WORK TO COMPLETE:
A - In the hiking trip account, what made the Therm-a-Rest ProLite Mattress pads a good fit for the trip? Answer in one to three sentences.
B - Quote the hiking trip account between "For sleeping bags, on" and "from the ground.", inclusive.

# START OF PAGE TEXT

For sleeping bags, on recommendation from our cousin, we both got the Marmot NanoWave 55, (dad in a long, and daughter in a regular length). These are insanely comfortable and packable, and we both enjoyed them.
Our sleeping pads were the Therm-a-Rest ProLite Mattress, again, comfortable and packable. We felt they made for a good balance of being lightweight and durable, but also thick enough to keep us warm, dry, and cushioned (mostly) from the ground.
We got a late (mid-morning) start on June 3 from the parking area at the Brickett Place on ME 113, and then walked down ME 113, turning toward the Cold River Campground to the Basin Pond area to pick up the Basin Trail. We enjoyed a break around noon at Hermit Falls.

From here, it was an extremely steep climb to the Rim Junction, where we took a sharp right and picked up the Basin Rim Trail.

# END OF PAGE TEXT
# START OF DATA SUPPLIED

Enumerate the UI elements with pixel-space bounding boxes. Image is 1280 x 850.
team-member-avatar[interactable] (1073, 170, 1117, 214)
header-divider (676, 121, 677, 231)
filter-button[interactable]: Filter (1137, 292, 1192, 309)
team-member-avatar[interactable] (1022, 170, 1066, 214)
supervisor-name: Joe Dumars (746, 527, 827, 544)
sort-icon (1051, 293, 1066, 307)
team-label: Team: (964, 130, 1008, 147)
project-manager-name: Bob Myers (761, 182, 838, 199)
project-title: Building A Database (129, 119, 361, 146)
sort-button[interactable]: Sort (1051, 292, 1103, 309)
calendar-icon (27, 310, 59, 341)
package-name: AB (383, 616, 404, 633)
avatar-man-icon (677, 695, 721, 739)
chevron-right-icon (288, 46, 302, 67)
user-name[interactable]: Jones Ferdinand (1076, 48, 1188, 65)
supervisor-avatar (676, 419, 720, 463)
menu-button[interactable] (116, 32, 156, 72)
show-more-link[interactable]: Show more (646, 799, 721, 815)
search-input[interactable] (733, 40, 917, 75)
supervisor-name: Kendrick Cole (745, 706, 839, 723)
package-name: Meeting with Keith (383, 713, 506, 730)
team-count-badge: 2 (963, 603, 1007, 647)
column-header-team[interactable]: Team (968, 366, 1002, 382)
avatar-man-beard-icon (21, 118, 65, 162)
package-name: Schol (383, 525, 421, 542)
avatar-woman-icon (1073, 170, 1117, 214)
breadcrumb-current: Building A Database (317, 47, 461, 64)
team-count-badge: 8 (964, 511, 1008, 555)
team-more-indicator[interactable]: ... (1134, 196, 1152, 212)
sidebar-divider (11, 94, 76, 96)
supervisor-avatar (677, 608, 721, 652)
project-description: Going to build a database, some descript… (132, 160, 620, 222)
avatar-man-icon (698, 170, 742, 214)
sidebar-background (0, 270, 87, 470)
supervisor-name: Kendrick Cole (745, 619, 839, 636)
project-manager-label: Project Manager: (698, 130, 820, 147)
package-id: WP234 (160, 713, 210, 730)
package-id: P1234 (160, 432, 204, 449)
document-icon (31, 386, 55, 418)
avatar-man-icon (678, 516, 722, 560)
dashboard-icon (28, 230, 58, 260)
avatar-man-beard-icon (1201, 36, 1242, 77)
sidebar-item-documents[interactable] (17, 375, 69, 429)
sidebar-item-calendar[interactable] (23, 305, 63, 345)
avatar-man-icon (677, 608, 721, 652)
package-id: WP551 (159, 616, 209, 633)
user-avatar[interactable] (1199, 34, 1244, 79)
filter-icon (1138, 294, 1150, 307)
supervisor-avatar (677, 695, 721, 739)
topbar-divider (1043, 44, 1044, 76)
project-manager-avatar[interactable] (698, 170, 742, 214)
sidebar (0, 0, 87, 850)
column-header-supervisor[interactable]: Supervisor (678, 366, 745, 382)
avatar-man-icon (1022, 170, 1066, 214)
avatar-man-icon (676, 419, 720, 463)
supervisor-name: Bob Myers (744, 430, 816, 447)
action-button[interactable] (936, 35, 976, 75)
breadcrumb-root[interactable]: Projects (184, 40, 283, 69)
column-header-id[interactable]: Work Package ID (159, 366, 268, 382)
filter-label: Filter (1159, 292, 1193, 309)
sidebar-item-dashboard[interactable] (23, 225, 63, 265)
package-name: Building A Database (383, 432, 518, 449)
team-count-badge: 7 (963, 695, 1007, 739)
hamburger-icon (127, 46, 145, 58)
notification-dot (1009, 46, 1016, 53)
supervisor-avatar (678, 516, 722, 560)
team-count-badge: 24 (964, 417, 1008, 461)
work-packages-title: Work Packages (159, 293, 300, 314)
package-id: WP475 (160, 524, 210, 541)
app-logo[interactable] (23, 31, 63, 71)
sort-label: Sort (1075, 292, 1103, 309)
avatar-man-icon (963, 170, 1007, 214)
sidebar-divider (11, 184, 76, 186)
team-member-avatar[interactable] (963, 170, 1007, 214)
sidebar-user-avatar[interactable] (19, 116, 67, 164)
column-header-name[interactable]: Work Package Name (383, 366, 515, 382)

# END OF DATA SUPPLIED

RESPONSES FOR EACH TASK:
A - The pads struck a good balance: they were lightweight and durable, yet thick enough to keep the hikers warm, dry, and mostly cushioned from the ground. They were also comfortable and packable.

B -
For sleeping bags, on recommendation from our cousin, we both got the Marmot NanoWave 55, (dad in a long, and daughter in a regular length). These are insanely comfortable and packable, and we both enjoyed them.
Our sleeping pads were the Therm-a-Rest ProLite Mattress, again, comfortable and packable. We felt they made for a good balance of being lightweight and durable, but also thick enough to keep us warm, dry, and cushioned (mostly) from the ground.